**RECORDS FOR THE TASK:**
---

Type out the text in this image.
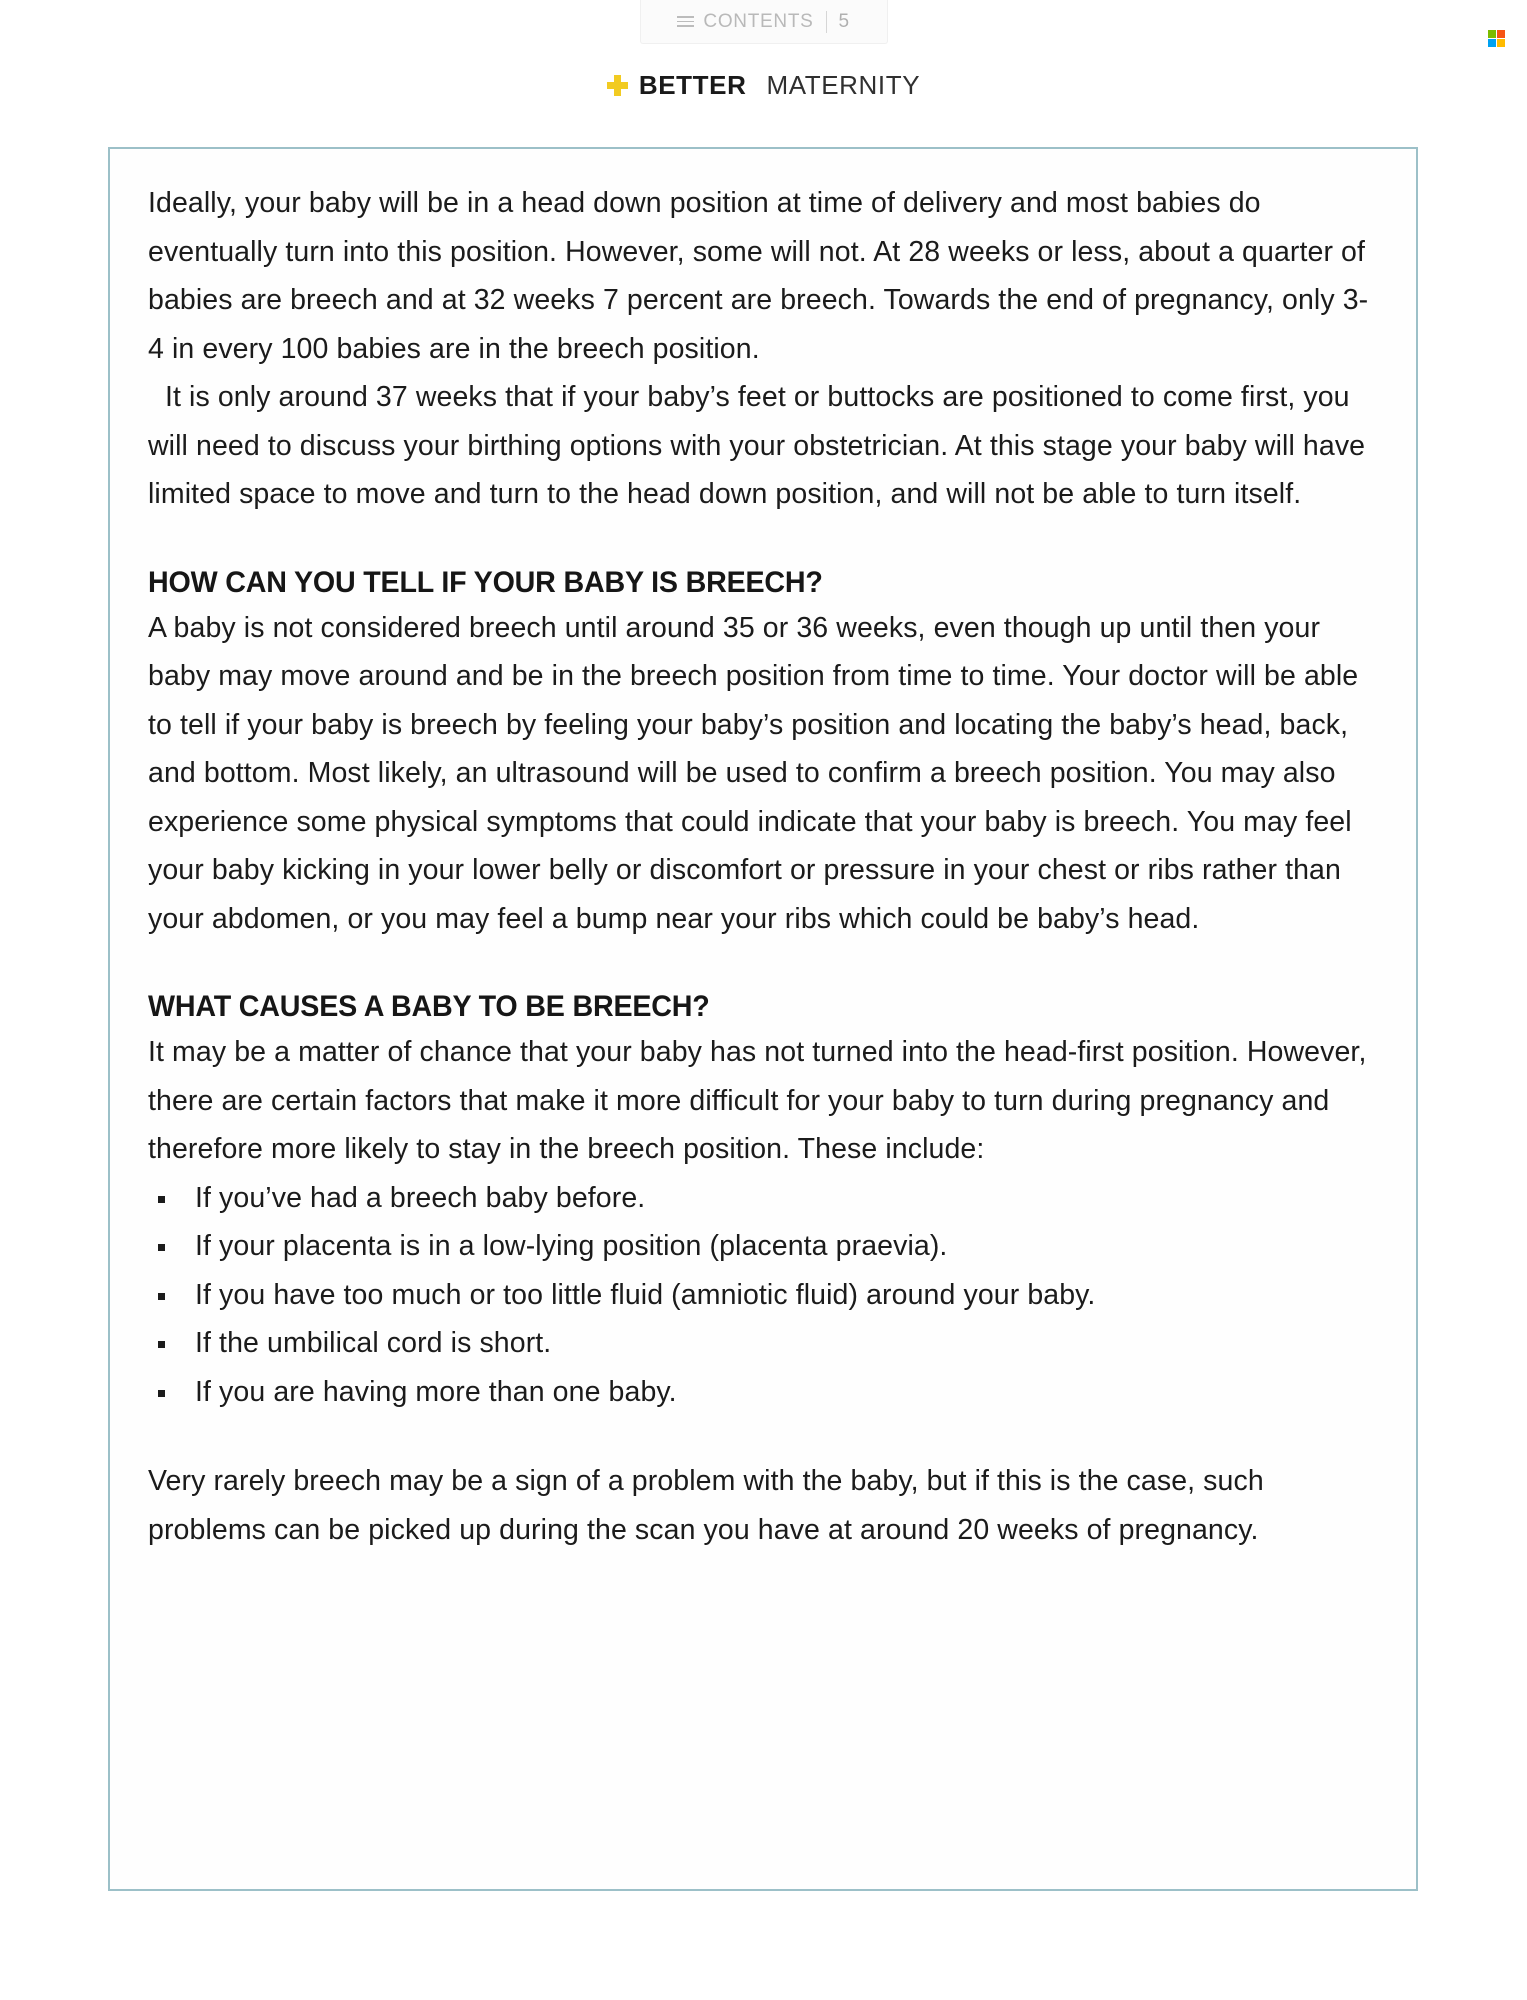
CONTENTS 5
BETTER MATERNITY

Ideally, your baby will be in a head down position at time of delivery and most babies do eventually turn into this position. However, some will not. At 28 weeks or less, about a quarter of babies are breech and at 32 weeks 7 percent are breech. Towards the end of pregnancy, only 3-4 in every 100 babies are in the breech position.

It is only around 37 weeks that if your baby’s feet or buttocks are positioned to come first, you will need to discuss your birthing options with your obstetrician. At this stage your baby will have limited space to move and turn to the head down position, and will not be able to turn itself.

HOW CAN YOU TELL IF YOUR BABY IS BREECH?

A baby is not considered breech until around 35 or 36 weeks, even though up until then your baby may move around and be in the breech position from time to time. Your doctor will be able to tell if your baby is breech by feeling your baby’s position and locating the baby’s head, back, and bottom. Most likely, an ultrasound will be used to confirm a breech position. You may also experience some physical symptoms that could indicate that your baby is breech. You may feel your baby kicking in your lower belly or discomfort or pressure in your chest or ribs rather than your abdomen, or you may feel a bump near your ribs which could be baby’s head.

WHAT CAUSES A BABY TO BE BREECH?

It may be a matter of chance that your baby has not turned into the head-first position. However, there are certain factors that make it more difficult for your baby to turn during pregnancy and therefore more likely to stay in the breech position. These include:

If you’ve had a breech baby before.
If your placenta is in a low-lying position (placenta praevia).
If you have too much or too little fluid (amniotic fluid) around your baby.
If the umbilical cord is short.
If you are having more than one baby.

Very rarely breech may be a sign of a problem with the baby, but if this is the case, such problems can be picked up during the scan you have at around 20 weeks of pregnancy.
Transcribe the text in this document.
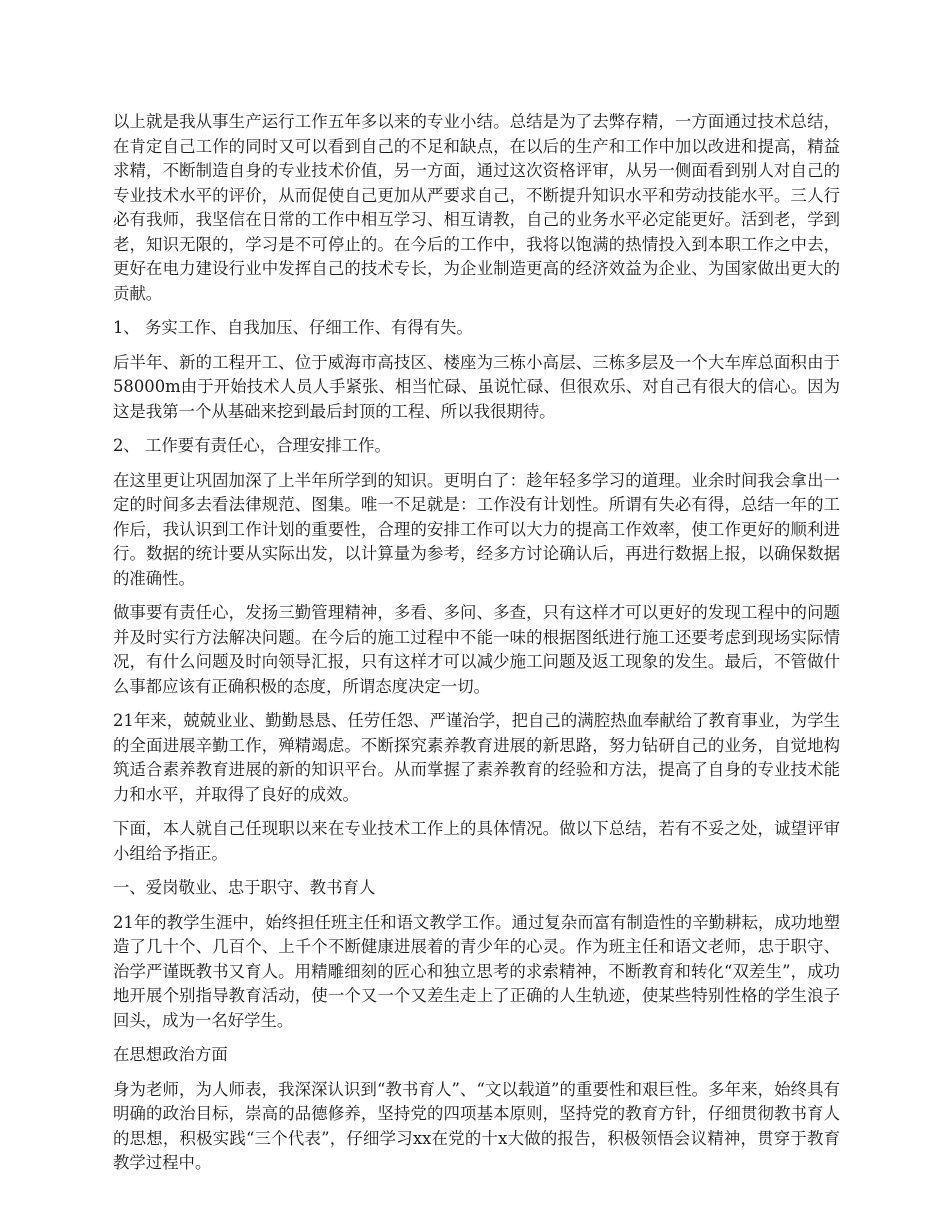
以上就是我从事生产运行工作五年多以来的专业小结。总结是为了去弊存精，一方面通过技术总结，在肯定自己工作的同时又可以看到自己的不足和缺点，在以后的生产和工作中加以改进和提高，精益求精，不断制造自身的专业技术价值，另一方面，通过这次资格评审，从另一侧面看到别人对自己的专业技术水平的评价，从而促使自己更加从严要求自己，不断提升知识水平和劳动技能水平。三人行必有我师，我坚信在日常的工作中相互学习、相互请教，自己的业务水平必定能更好。活到老，学到老，知识无限的，学习是不可停止的。在今后的工作中，我将以饱满的热情投入到本职工作之中去，更好在电力建设行业中发挥自己的技术专长，为企业制造更高的经济效益为企业、为国家做出更大的贡献。

1、 务实工作、自我加压、仔细工作、有得有失。

后半年、新的工程开工、位于威海市高技区、楼座为三栋小高层、三栋多层及一个大车库总面积由于58000m由于开始技术人员人手紧张、相当忙碌、虽说忙碌、但很欢乐、对自己有很大的信心。因为这是我第一个从基础来挖到最后封顶的工程、所以我很期待。

2、 工作要有责任心，合理安排工作。

在这里更让巩固加深了上半年所学到的知识。更明白了：趁年轻多学习的道理。业余时间我会拿出一定的时间多去看法律规范、图集。唯一不足就是：工作没有计划性。所谓有失必有得，总结一年的工作后，我认识到工作计划的重要性，合理的安排工作可以大力的提高工作效率，使工作更好的顺利进行。数据的统计要从实际出发，以计算量为参考，经多方讨论确认后，再进行数据上报，以确保数据的准确性。

做事要有责任心，发扬三勤管理精神，多看、多问、多查，只有这样才可以更好的发现工程中的问题并及时实行方法解决问题。在今后的施工过程中不能一味的根据图纸进行施工还要考虑到现场实际情况，有什么问题及时向领导汇报，只有这样才可以减少施工问题及返工现象的发生。最后，不管做什么事都应该有正确积极的态度，所谓态度决定一切。

21年来，兢兢业业、勤勤恳恳、任劳任怨、严谨治学，把自己的满腔热血奉献给了教育事业，为学生的全面进展辛勤工作，殚精竭虑。不断探究素养教育进展的新思路，努力钻研自己的业务，自觉地构筑适合素养教育进展的新的知识平台。从而掌握了素养教育的经验和方法，提高了自身的专业技术能力和水平，并取得了良好的成效。

下面，本人就自己任现职以来在专业技术工作上的具体情况。做以下总结，若有不妥之处，诚望评审小组给予指正。

一、爱岗敬业、忠于职守、教书育人

21年的教学生涯中，始终担任班主任和语文教学工作。通过复杂而富有制造性的辛勤耕耘，成功地塑造了几十个、几百个、上千个不断健康进展着的青少年的心灵。作为班主任和语文老师，忠于职守、治学严谨既教书又育人。用精雕细刻的匠心和独立思考的求索精神，不断教育和转化“双差生”，成功地开展个别指导教育活动，使一个又一个又差生走上了正确的人生轨迹，使某些特别性格的学生浪子回头，成为一名好学生。

在思想政治方面

身为老师，为人师表，我深深认识到“教书育人”、“文以载道”的重要性和艰巨性。多年来，始终具有明确的政治目标，崇高的品德修养，坚持党的四项基本原则，坚持党的教育方针，仔细贯彻教书育人的思想，积极实践“三个代表”，仔细学习xx在党的十x大做的报告，积极领悟会议精神，贯穿于教育教学过程中。
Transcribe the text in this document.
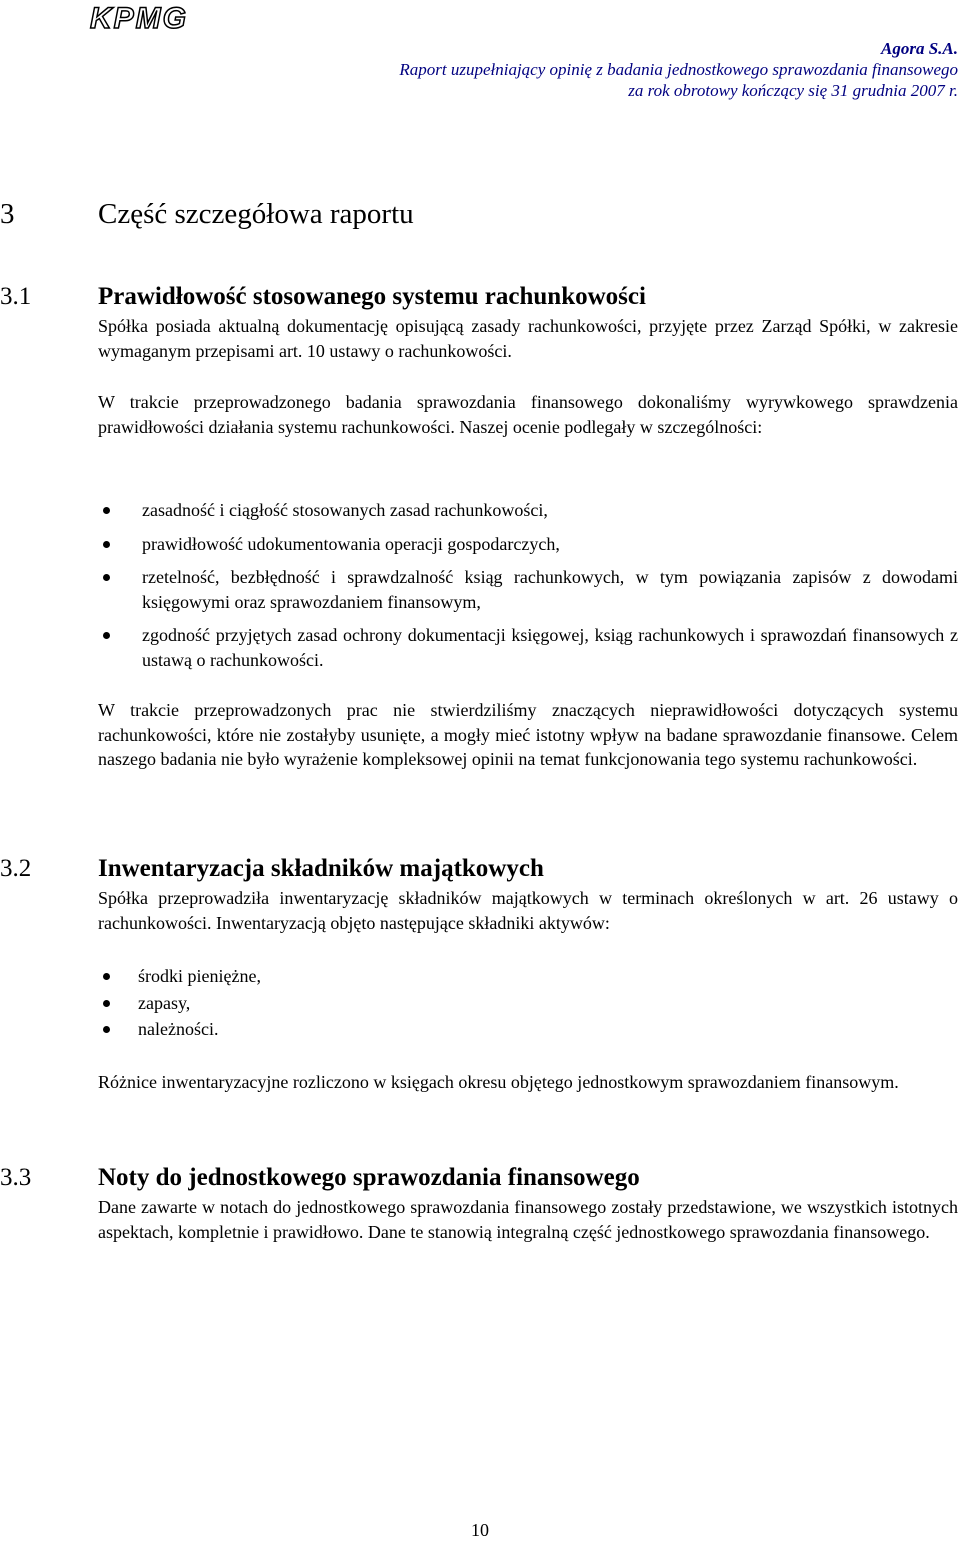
KPMG
Agora S.A.
Raport uzupełniający opinię z badania jednostkowego sprawozdania finansowego
za rok obrotowy kończący się 31 grudnia 2007 r.
3	Część szczegółowa raportu
3.1	Prawidłowość stosowanego systemu rachunkowości

Spółka posiada aktualną dokumentację opisującą zasady rachunkowości, przyjęte przez Zarząd Spółki, w zakresie wymaganym przepisami art. 10 ustawy o rachunkowości.

W trakcie przeprowadzonego badania sprawozdania finansowego dokonaliśmy wyrywkowego sprawdzenia prawidłowości działania systemu rachunkowości. Naszej ocenie podlegały w szczególności:

zasadność i ciągłość stosowanych zasad rachunkowości,
prawidłowość udokumentowania operacji gospodarczych,
rzetelność, bezbłędność i sprawdzalność ksiąg rachunkowych, w tym powiązania zapisów z dowodami księgowymi oraz sprawozdaniem finansowym,
zgodność przyjętych zasad ochrony dokumentacji księgowej, ksiąg rachunkowych i sprawozdań finansowych z ustawą o rachunkowości.

W trakcie przeprowadzonych prac nie stwierdziliśmy znaczących nieprawidłowości dotyczących systemu rachunkowości, które nie zostałyby usunięte, a mogły mieć istotny wpływ na badane sprawozdanie finansowe. Celem naszego badania nie było wyrażenie kompleksowej opinii na temat funkcjonowania tego systemu rachunkowości.

3.2	Inwentaryzacja składników majątkowych

Spółka przeprowadziła inwentaryzację składników majątkowych w terminach określonych w art. 26 ustawy o rachunkowości. Inwentaryzacją objęto następujące składniki aktywów:

środki pieniężne,
zapasy,
należności.

Różnice inwentaryzacyjne rozliczono w księgach okresu objętego jednostkowym sprawozdaniem finansowym.

3.3	Noty do jednostkowego sprawozdania finansowego

Dane zawarte w notach do jednostkowego sprawozdania finansowego zostały przedstawione, we wszystkich istotnych aspektach, kompletnie i prawidłowo. Dane te stanowią integralną część jednostkowego sprawozdania finansowego.

10
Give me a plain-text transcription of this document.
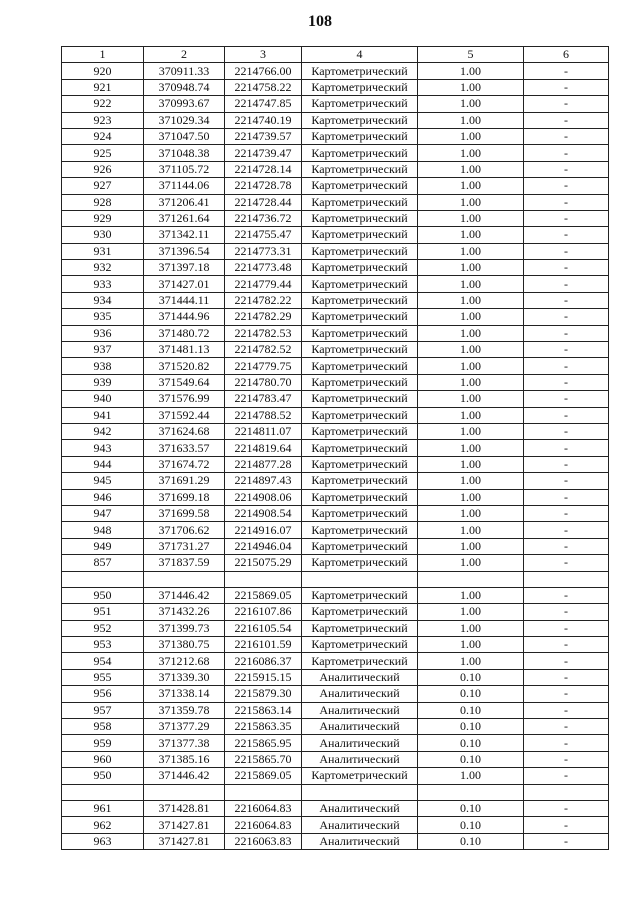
108
1	2	3	4	5	6
920	370911.33	2214766.00	Картометрический	1.00	-
921	370948.74	2214758.22	Картометрический	1.00	-
922	370993.67	2214747.85	Картометрический	1.00	-
923	371029.34	2214740.19	Картометрический	1.00	-
924	371047.50	2214739.57	Картометрический	1.00	-
925	371048.38	2214739.47	Картометрический	1.00	-
926	371105.72	2214728.14	Картометрический	1.00	-
927	371144.06	2214728.78	Картометрический	1.00	-
928	371206.41	2214728.44	Картометрический	1.00	-
929	371261.64	2214736.72	Картометрический	1.00	-
930	371342.11	2214755.47	Картометрический	1.00	-
931	371396.54	2214773.31	Картометрический	1.00	-
932	371397.18	2214773.48	Картометрический	1.00	-
933	371427.01	2214779.44	Картометрический	1.00	-
934	371444.11	2214782.22	Картометрический	1.00	-
935	371444.96	2214782.29	Картометрический	1.00	-
936	371480.72	2214782.53	Картометрический	1.00	-
937	371481.13	2214782.52	Картометрический	1.00	-
938	371520.82	2214779.75	Картометрический	1.00	-
939	371549.64	2214780.70	Картометрический	1.00	-
940	371576.99	2214783.47	Картометрический	1.00	-
941	371592.44	2214788.52	Картометрический	1.00	-
942	371624.68	2214811.07	Картометрический	1.00	-
943	371633.57	2214819.64	Картометрический	1.00	-
944	371674.72	2214877.28	Картометрический	1.00	-
945	371691.29	2214897.43	Картометрический	1.00	-
946	371699.18	2214908.06	Картометрический	1.00	-
947	371699.58	2214908.54	Картометрический	1.00	-
948	371706.62	2214916.07	Картометрический	1.00	-
949	371731.27	2214946.04	Картометрический	1.00	-
857	371837.59	2215075.29	Картометрический	1.00	-

950	371446.42	2215869.05	Картометрический	1.00	-
951	371432.26	2216107.86	Картометрический	1.00	-
952	371399.73	2216105.54	Картометрический	1.00	-
953	371380.75	2216101.59	Картометрический	1.00	-
954	371212.68	2216086.37	Картометрический	1.00	-
955	371339.30	2215915.15	Аналитический	0.10	-
956	371338.14	2215879.30	Аналитический	0.10	-
957	371359.78	2215863.14	Аналитический	0.10	-
958	371377.29	2215863.35	Аналитический	0.10	-
959	371377.38	2215865.95	Аналитический	0.10	-
960	371385.16	2215865.70	Аналитический	0.10	-
950	371446.42	2215869.05	Картометрический	1.00	-

961	371428.81	2216064.83	Аналитический	0.10	-
962	371427.81	2216064.83	Аналитический	0.10	-
963	371427.81	2216063.83	Аналитический	0.10	-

---

**WHAT TO PRODUCE:**
Read the data above. Pull out each line in which the string "教书育人" appears.

**EXERCISE ANSWER:**
一、爱岗敬业、忠于职守、教书育人
身为老师，为人师表，我深深认识到“教书育人”、“文以载道”的重要性和艰巨性。多年来，始终具有明确的政治目标，崇高的品德修养，坚持党的四项基本原则，坚持党的教育方针，仔细贯彻教书育人的思想，积极实践“三个代表”，仔细学习xx在党的十x大做的报告，积极领悟会议精神，贯穿于教育教学过程中。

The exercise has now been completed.